>> start
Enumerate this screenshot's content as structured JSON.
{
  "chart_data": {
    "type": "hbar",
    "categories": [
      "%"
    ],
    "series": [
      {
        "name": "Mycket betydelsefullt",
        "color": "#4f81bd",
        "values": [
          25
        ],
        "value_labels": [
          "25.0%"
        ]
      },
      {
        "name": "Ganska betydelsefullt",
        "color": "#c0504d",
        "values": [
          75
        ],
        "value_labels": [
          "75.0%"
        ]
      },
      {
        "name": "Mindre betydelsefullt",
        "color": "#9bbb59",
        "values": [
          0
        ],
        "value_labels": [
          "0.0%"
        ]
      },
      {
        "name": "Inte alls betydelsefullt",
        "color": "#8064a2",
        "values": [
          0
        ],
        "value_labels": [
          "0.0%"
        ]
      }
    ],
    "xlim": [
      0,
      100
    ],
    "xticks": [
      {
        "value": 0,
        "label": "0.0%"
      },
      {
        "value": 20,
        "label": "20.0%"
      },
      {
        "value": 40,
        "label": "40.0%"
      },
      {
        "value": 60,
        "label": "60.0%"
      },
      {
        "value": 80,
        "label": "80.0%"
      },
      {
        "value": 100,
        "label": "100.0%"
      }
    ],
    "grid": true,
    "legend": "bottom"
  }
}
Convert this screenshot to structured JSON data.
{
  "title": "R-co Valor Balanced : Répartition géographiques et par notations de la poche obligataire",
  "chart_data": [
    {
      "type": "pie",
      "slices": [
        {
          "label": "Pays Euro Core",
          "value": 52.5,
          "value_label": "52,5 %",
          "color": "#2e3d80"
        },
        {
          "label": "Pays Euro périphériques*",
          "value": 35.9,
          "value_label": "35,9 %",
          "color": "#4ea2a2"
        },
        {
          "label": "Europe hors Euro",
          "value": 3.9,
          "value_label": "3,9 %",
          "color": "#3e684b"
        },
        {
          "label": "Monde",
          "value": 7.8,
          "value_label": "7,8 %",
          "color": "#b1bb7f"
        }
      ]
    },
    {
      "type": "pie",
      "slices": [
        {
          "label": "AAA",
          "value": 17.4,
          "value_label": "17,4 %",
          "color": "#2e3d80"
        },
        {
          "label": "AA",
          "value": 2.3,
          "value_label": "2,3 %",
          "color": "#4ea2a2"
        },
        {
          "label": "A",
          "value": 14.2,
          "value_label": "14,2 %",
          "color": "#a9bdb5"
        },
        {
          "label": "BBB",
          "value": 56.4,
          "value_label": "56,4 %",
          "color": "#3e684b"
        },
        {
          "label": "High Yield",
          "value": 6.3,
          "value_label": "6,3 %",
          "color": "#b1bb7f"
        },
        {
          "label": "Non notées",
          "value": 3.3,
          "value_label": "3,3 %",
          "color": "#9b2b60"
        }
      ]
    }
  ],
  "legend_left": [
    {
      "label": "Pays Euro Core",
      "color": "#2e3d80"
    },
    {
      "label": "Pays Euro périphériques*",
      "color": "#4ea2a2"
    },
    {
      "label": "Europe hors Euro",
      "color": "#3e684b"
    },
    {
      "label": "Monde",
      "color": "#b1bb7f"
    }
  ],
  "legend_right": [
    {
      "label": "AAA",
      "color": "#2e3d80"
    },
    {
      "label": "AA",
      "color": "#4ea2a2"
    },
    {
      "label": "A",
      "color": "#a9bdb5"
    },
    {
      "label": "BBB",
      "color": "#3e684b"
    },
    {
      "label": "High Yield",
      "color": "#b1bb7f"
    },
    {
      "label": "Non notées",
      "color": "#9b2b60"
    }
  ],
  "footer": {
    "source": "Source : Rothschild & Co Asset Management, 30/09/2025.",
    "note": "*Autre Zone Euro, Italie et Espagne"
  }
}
>> end
* [TASK TO CARRY OUT]:
Nothing should be left out: return all of the records exactly.

* [TASK OUTPUT]:
Enumerate this screenshot's content as structured JSON.
{
  "chart_data": {
    "type": "hbar",
    "categories": [
      "%"
    ],
    "series": [
      {
        "name": "Mycket betydelsefullt",
        "color": "#4f81bd",
        "values": [
          25
        ],
        "value_labels": [
          "25.0%"
        ]
      },
      {
        "name": "Ganska betydelsefullt",
        "color": "#c0504d",
        "values": [
          75
        ],
        "value_labels": [
          "75.0%"
        ]
      },
      {
        "name": "Mindre betydelsefullt",
        "color": "#9bbb59",
        "values": [
          0
        ],
        "value_labels": [
          "0.0%"
        ]
      },
      {
        "name": "Inte alls betydelsefullt",
        "color": "#8064a2",
        "values": [
          0
        ],
        "value_labels": [
          "0.0%"
        ]
      }
    ],
    "xlim": [
      0,
      100
    ],
    "xticks": [
      {
        "value": 0,
        "label": "0.0%"
      },
      {
        "value": 20,
        "label": "20.0%"
      },
      {
        "value": 40,
        "label": "40.0%"
      },
      {
        "value": 60,
        "label": "60.0%"
      },
      {
        "value": 80,
        "label": "80.0%"
      },
      {
        "value": 100,
        "label": "100.0%"
      }
    ],
    "grid": true,
    "legend": "bottom"
  }
}
Convert this screenshot to structured JSON data.
{
  "title": "R-co Valor Balanced : Répartition géographiques et par notations de la poche obligataire",
  "chart_data": [
    {
      "type": "pie",
      "slices": [
        {
          "label": "Pays Euro Core",
          "value": 52.5,
          "value_label": "52,5 %",
          "color": "#2e3d80"
        },
        {
          "label": "Pays Euro périphériques*",
          "value": 35.9,
          "value_label": "35,9 %",
          "color": "#4ea2a2"
        },
        {
          "label": "Europe hors Euro",
          "value": 3.9,
          "value_label": "3,9 %",
          "color": "#3e684b"
        },
        {
          "label": "Monde",
          "value": 7.8,
          "value_label": "7,8 %",
          "color": "#b1bb7f"
        }
      ]
    },
    {
      "type": "pie",
      "slices": [
        {
          "label": "AAA",
          "value": 17.4,
          "value_label": "17,4 %",
          "color": "#2e3d80"
        },
        {
          "label": "AA",
          "value": 2.3,
          "value_label": "2,3 %",
          "color": "#4ea2a2"
        },
        {
          "label": "A",
          "value": 14.2,
          "value_label": "14,2 %",
          "color": "#a9bdb5"
        },
        {
          "label": "BBB",
          "value": 56.4,
          "value_label": "56,4 %",
          "color": "#3e684b"
        },
        {
          "label": "High Yield",
          "value": 6.3,
          "value_label": "6,3 %",
          "color": "#b1bb7f"
        },
        {
          "label": "Non notées",
          "value": 3.3,
          "value_label": "3,3 %",
          "color": "#9b2b60"
        }
      ]
    }
  ],
  "legend_left": [
    {
      "label": "Pays Euro Core",
      "color": "#2e3d80"
    },
    {
      "label": "Pays Euro périphériques*",
      "color": "#4ea2a2"
    },
    {
      "label": "Europe hors Euro",
      "color": "#3e684b"
    },
    {
      "label": "Monde",
      "color": "#b1bb7f"
    }
  ],
  "legend_right": [
    {
      "label": "AAA",
      "color": "#2e3d80"
    },
    {
      "label": "AA",
      "color": "#4ea2a2"
    },
    {
      "label": "A",
      "color": "#a9bdb5"
    },
    {
      "label": "BBB",
      "color": "#3e684b"
    },
    {
      "label": "High Yield",
      "color": "#b1bb7f"
    },
    {
      "label": "Non notées",
      "color": "#9b2b60"
    }
  ],
  "footer": {
    "source": "Source : Rothschild & Co Asset Management, 30/09/2025.",
    "note": "*Autre Zone Euro, Italie et Espagne"
  }
}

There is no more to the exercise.